Текст для чтения>

Анна Качкаева: Я не думаю, что мы про особые отношения в данном случае что-то будем обсуждать. Мы будем обсуждать профессиональные характеристики. Потому что к фильму то неоднозначно относятся.

Александр Мельман: И прекрасно.

Анна Качкаева: Это мы с вами считаем, что это…

Елизавета Листова: Да, конечно, так и должно быть, какая-то неоднозначность. Мне показалось, что там вторая серия сильнее первой, например. И может быть, это сложно – разделение на две серии, потому что там вопрос – кто доживет до второй? Я его очень хорошо понимаю, поскольку сама варюсь в тех же проблемах, вот этот массив материала, массив стереотипов восприятия, которые давят на тебя как на автора. Потому что мы считаем, что про Герцена и прочих товарищей, которые кого-то разбудили… В смысле Гоголя мы тоже отравлены школьным воспитанием, и тут большой вопрос. При том состоянии телевизионной аудитории, которой не предлагается особенно думать перед экраном, стоит ли так сильно рушить эти стереотипы, стоит ли вообще ставить все с ног на голову, учитывая, что никто сейчас Гоголя страницами не цитирует? Да и тут ты как автор раздираешься, ты не понимаешь, кто твоя аудитория. То ли ты разговариваешь с высоколобыми интеллигентами, которые знают все наизусть и будут тебе говорить: «Что ты, родной, это все написано в учебниках», либо ты утыкаешься в то, что человек не читал избранные места из переписки с друзьями, и вообще тогда нет общего разговора. И вот пройти мимо вот этой Сциллы и Харибды, пожалуй, наверное, самая тяжелая история. Можно городить сколько угодно компьютерной графики. Но сколько бы ты ни нагородил, если ты не попал, если ты не прошел по этому лезвию ножа…

Александр Мельман: А что такое, не попал? Что были низкие рейтинги? То есть человек должен оценивать, как тебя смотрит массовая аудитория?

Елизавета Листова: Я не говорю про рейтинги.

Анна Качкаева: Называется, чтобы взяло, чтобы обсуждали и высоколобые, и те, кто не читал переписку.

Александр Мельман: Хорошо, на канале «Культура» был многосерийный фильм Игоря Золотусского. Мне кажется, это совершенно не идет ни в какое сравнение, потому что Игорь Золотусский, который блестящий специалист по Гоголю, совершенно не специалист по телевидению. Это было абсолютно видно на канале «Культура», не состоялся факт телевизионного творчества.

Исходные данные>
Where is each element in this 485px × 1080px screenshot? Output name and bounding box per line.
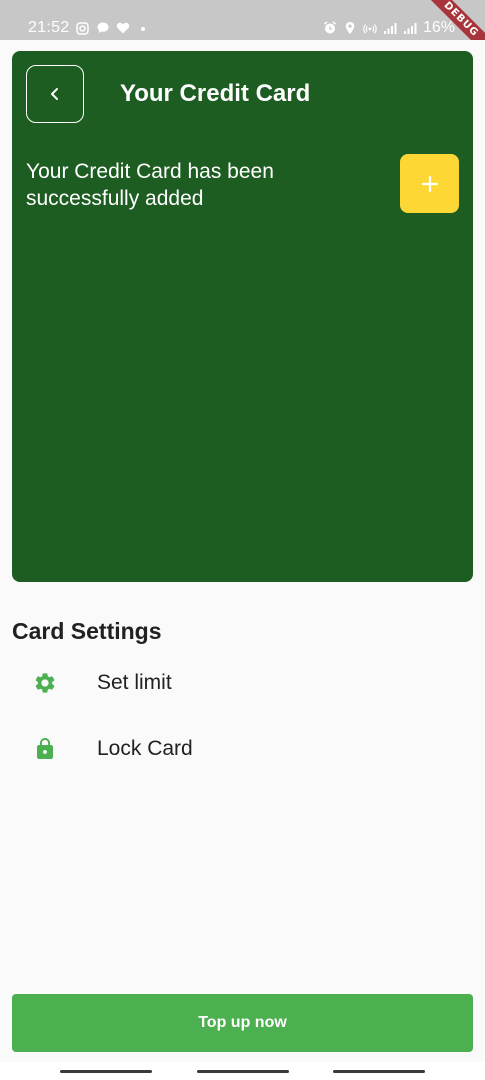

Задания>
1 – Определите, соответствуют ли тексту для чтения следующие утверждения: (а) Листовой показалось, что первая серия сильнее второй; (б) Листова говорит не о рейтингах; (в) Мельман называет Игоря Золотусского блестящим специалистом по телевидению. На каждое ответьте «да» или «нет» и приведите решающие слова текста.
2 – Подхватите беседу о фильме из текста для чтения и продолжите ее сразу после последней реплики Мельмана.
Исходные данные для работы не понадобятся.

Ответы>
1 –
(а) Нет: «Мне показалось, что там вторая серия сильнее первой, например».
(б) Да: «Я не говорю про рейтинги».
(в) Нет: «Игорь Золотусский, который блестящий специалист по Гоголю, совершенно не специалист по телевидению».

2 –
Анна Качкаева: Ну, не знаю, тут я готова спорить. Потому что это было для другой аудитории.

Александр Мельман: Мне так кажется. А у Парфенова это действительно телевизионное явление. Лиза, как ты думаешь?

Елизавета Листова: Нет, это безусловно явление. Просто внутри огромной биографии матерого человечища есть какие-то истории, которые, может быть, выходят из основной канвы его творчества. Лично для меня совершенно фантастический был эпизод про письмо Белинского на польской почте, когда Леня объясняет, что они могли так разговаривать о России, только находясь оба за границей. Вот эпизод сделанный, эпизод донесенный до меня и эмоционально, и содержательно, и всяко.

Александр Мельман: Но не все поняли это. Не все понимают этот второй пласт Парфенова.

Елизавета Листова: А для кого-то были другие эпизоды.

Александр Мельман: Конечно!

Елизавета Листова: Они были важны, если он хоть чем-то кого-то как-то зацепил, значит, дело сделано.

Анна Качкаева: Александр затронул тут любопытную тему по поводу того, кто что понимает из «Птицы-Гоголя» парфеновской, из вашего фильма «Метро», из «Ржева», хотя там буквальнее можно какие-то вещи понять, хотя все аллюзии и ассоциации все эти авторы используют и пользуются этими экранными средствами – полунамеками, параллелями, связками, некоторыми инсценировками. Но вот у Лизы нет инсценировок, она, наоборот, внедряется в тело хроники или переставляет кубики на площадке. А вот у вас были какие-то ассоциативные связи, которые бы пытались перебросить мостик из этого вчера почти уже векового, с того времени, когда начались разговоры о метро, сюда? Где там были пересечения в судьбах, может, в каких-то исторических обстоятельствах, в каких-то деталях?

Елизавета Листова: Ну, в деталях. Я думаю, что по поводу судеб это надо сильно сейчас просто чесать в затылке. А то, что очевидно, это судьба Москвы, которая на себе перенесла строительство этого метро. Мы сейчас это имеем практически все в каждом нашем дворе, в котором строится офисное здание. По ночам с грохотом, с матом, с забиванием свай. Но это наше локальное бедствие.

Александр Мельман: Это было до кризиса.

Елизавета Листова: Еще как! Вон выгляни из окна, все краны двигаются.

Анна Качкаева: Да, в фильме это картинки такие – развороченный котлован и дома на подкорках, потому что их не сносили, денег не было, переселять никуда невозможно было. И вот это все от Волхонки до центра все и происходило.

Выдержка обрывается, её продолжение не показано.